Copy out every line exactly, passing over the pictures.
# RECORDS TO USE start
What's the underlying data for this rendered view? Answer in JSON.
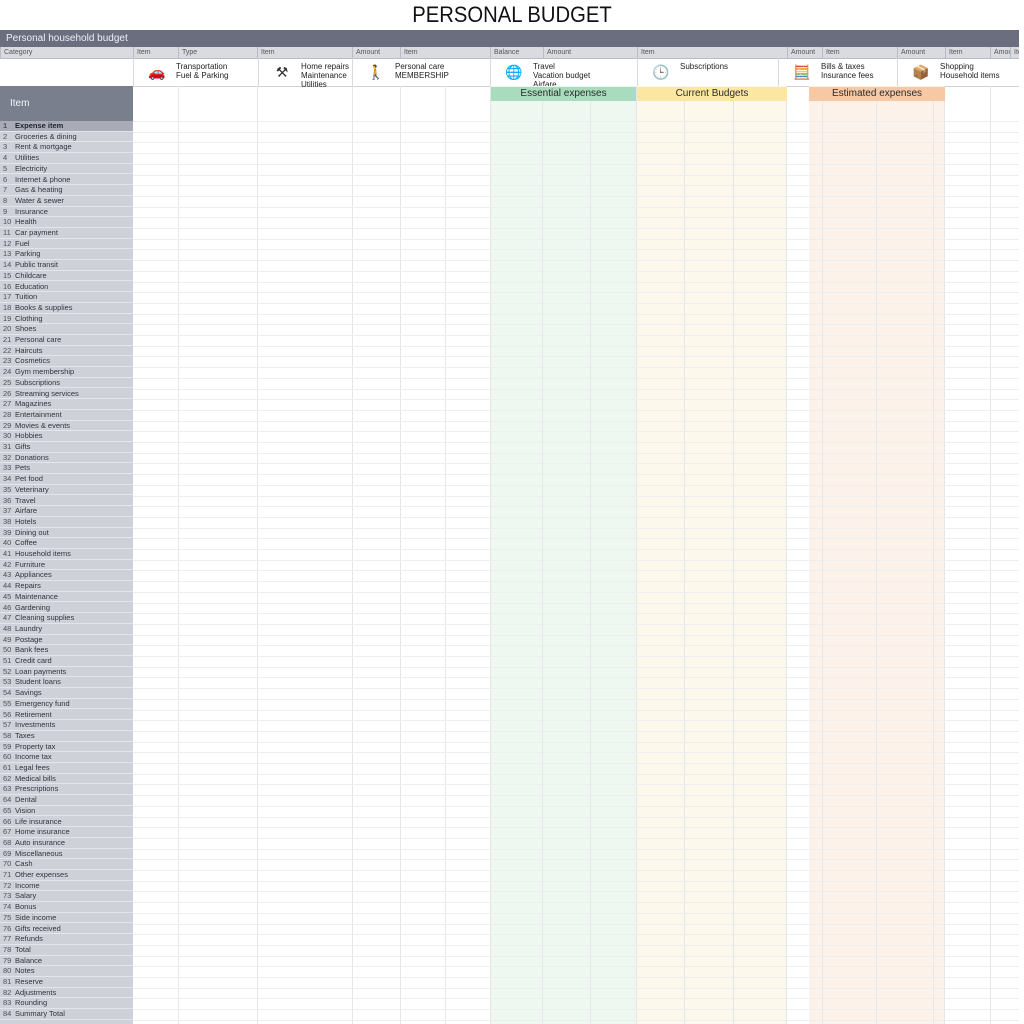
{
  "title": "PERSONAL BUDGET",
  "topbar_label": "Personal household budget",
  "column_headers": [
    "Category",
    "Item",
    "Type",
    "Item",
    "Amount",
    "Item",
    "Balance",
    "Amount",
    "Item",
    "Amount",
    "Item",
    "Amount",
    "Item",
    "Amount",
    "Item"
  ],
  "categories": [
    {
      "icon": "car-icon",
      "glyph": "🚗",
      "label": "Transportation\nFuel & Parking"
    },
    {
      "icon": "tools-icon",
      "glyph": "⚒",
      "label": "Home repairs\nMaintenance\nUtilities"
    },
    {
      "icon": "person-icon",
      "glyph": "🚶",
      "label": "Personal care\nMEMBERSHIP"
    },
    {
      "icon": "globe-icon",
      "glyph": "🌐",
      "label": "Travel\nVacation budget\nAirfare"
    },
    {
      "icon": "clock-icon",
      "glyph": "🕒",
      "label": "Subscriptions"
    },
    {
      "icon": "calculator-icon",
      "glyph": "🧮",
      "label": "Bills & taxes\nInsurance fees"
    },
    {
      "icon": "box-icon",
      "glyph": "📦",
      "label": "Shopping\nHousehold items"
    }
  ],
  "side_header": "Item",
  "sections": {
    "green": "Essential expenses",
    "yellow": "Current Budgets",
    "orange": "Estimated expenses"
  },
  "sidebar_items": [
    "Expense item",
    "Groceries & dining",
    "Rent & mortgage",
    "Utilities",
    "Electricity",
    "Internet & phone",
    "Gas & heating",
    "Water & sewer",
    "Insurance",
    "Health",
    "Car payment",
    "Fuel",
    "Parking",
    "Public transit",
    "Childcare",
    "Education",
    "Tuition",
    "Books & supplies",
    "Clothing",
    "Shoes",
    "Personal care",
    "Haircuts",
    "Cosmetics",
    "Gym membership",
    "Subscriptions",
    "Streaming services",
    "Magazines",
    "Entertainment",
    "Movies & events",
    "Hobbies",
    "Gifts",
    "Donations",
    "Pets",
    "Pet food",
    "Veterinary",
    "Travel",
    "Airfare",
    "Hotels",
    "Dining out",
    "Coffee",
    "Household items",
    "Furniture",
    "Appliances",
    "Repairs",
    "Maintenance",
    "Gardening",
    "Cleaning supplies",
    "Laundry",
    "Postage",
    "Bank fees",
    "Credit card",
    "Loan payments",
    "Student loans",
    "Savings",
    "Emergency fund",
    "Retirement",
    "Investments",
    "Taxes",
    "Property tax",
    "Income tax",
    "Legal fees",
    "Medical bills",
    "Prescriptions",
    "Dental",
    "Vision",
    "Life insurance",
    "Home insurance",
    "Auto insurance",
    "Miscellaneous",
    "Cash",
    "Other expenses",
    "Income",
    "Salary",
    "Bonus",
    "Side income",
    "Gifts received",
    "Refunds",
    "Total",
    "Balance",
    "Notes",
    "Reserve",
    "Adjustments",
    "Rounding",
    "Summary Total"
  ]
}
# RECORDS TO USE end
**EXERCISE RESULT:**
What's the underlying data for this rendered view? Answer in JSON.
{
  "title": "PERSONAL BUDGET",
  "topbar_label": "Personal household budget",
  "column_headers": [
    "Category",
    "Item",
    "Type",
    "Item",
    "Amount",
    "Item",
    "Balance",
    "Amount",
    "Item",
    "Amount",
    "Item",
    "Amount",
    "Item",
    "Amount",
    "Item"
  ],
  "categories": [
    {
      "icon": "car-icon",
      "glyph": "🚗",
      "label": "Transportation\nFuel & Parking"
    },
    {
      "icon": "tools-icon",
      "glyph": "⚒",
      "label": "Home repairs\nMaintenance\nUtilities"
    },
    {
      "icon": "person-icon",
      "glyph": "🚶",
      "label": "Personal care\nMEMBERSHIP"
    },
    {
      "icon": "globe-icon",
      "glyph": "🌐",
      "label": "Travel\nVacation budget\nAirfare"
    },
    {
      "icon": "clock-icon",
      "glyph": "🕒",
      "label": "Subscriptions"
    },
    {
      "icon": "calculator-icon",
      "glyph": "🧮",
      "label": "Bills & taxes\nInsurance fees"
    },
    {
      "icon": "box-icon",
      "glyph": "📦",
      "label": "Shopping\nHousehold items"
    }
  ],
  "side_header": "Item",
  "sections": {
    "green": "Essential expenses",
    "yellow": "Current Budgets",
    "orange": "Estimated expenses"
  },
  "sidebar_items": [
    "Expense item",
    "Groceries & dining",
    "Rent & mortgage",
    "Utilities",
    "Electricity",
    "Internet & phone",
    "Gas & heating",
    "Water & sewer",
    "Insurance",
    "Health",
    "Car payment",
    "Fuel",
    "Parking",
    "Public transit",
    "Childcare",
    "Education",
    "Tuition",
    "Books & supplies",
    "Clothing",
    "Shoes",
    "Personal care",
    "Haircuts",
    "Cosmetics",
    "Gym membership",
    "Subscriptions",
    "Streaming services",
    "Magazines",
    "Entertainment",
    "Movies & events",
    "Hobbies",
    "Gifts",
    "Donations",
    "Pets",
    "Pet food",
    "Veterinary",
    "Travel",
    "Airfare",
    "Hotels",
    "Dining out",
    "Coffee",
    "Household items",
    "Furniture",
    "Appliances",
    "Repairs",
    "Maintenance",
    "Gardening",
    "Cleaning supplies",
    "Laundry",
    "Postage",
    "Bank fees",
    "Credit card",
    "Loan payments",
    "Student loans",
    "Savings",
    "Emergency fund",
    "Retirement",
    "Investments",
    "Taxes",
    "Property tax",
    "Income tax",
    "Legal fees",
    "Medical bills",
    "Prescriptions",
    "Dental",
    "Vision",
    "Life insurance",
    "Home insurance",
    "Auto insurance",
    "Miscellaneous",
    "Cash",
    "Other expenses",
    "Income",
    "Salary",
    "Bonus",
    "Side income",
    "Gifts received",
    "Refunds",
    "Total",
    "Balance",
    "Notes",
    "Reserve",
    "Adjustments",
    "Rounding",
    "Summary Total"
  ]
}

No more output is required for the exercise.